**AIM OF THE TASK**
Pick out each line of the records in which the word "Tracking" appears.

══ RECORD SET

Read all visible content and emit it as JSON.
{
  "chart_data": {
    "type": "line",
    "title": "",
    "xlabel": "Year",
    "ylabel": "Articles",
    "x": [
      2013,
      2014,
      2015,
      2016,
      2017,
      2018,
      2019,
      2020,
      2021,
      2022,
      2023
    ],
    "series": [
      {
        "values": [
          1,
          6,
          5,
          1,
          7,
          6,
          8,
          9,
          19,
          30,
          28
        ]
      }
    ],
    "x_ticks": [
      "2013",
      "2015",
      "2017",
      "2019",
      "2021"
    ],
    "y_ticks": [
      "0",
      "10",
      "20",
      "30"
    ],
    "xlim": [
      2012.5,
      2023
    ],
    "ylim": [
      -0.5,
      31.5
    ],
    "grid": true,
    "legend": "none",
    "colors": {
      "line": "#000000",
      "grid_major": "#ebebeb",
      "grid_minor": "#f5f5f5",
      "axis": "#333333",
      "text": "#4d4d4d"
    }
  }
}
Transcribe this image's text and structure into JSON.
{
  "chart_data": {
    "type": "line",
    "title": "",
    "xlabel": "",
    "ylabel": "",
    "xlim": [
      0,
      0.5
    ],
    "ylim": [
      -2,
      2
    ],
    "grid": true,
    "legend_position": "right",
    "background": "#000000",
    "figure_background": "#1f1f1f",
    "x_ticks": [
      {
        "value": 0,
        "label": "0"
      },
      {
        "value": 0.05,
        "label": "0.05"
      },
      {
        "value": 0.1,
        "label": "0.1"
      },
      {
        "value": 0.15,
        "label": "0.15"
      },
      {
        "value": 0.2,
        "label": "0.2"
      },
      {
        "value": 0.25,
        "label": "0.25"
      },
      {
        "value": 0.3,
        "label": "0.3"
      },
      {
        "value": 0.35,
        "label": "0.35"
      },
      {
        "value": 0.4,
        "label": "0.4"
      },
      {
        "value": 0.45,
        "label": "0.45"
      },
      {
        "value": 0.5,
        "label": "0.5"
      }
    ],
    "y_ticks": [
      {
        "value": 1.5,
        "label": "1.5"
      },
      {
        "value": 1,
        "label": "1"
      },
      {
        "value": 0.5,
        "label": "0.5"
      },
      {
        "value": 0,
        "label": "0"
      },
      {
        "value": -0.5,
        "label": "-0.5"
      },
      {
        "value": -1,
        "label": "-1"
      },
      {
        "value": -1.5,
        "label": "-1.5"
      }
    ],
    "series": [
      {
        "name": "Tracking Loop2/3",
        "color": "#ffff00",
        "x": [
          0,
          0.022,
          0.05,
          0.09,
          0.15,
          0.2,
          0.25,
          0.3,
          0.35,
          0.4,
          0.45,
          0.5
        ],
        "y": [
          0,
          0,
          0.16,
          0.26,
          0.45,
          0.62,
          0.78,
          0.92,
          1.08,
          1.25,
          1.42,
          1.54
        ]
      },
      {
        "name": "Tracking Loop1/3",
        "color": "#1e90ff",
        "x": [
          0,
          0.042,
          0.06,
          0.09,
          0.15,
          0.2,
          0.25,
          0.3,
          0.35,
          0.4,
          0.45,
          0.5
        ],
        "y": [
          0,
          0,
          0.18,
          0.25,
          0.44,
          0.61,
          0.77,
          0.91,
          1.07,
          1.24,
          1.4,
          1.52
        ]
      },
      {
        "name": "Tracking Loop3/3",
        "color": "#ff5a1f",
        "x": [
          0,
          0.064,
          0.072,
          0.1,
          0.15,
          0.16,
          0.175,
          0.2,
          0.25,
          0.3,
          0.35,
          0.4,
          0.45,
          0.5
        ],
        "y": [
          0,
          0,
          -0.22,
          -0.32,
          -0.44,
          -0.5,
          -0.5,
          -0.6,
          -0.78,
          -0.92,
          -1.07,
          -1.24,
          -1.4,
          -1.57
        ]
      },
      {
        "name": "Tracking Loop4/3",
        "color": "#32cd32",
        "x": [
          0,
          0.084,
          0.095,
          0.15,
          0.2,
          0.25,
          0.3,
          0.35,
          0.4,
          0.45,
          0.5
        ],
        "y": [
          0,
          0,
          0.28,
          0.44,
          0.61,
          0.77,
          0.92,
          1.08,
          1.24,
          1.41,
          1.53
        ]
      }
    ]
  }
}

════

**EXPECTED ANSWER**
        "name": "Tracking Loop2/3",
        "name": "Tracking Loop1/3",
        "name": "Tracking Loop3/3",
        "name": "Tracking Loop4/3",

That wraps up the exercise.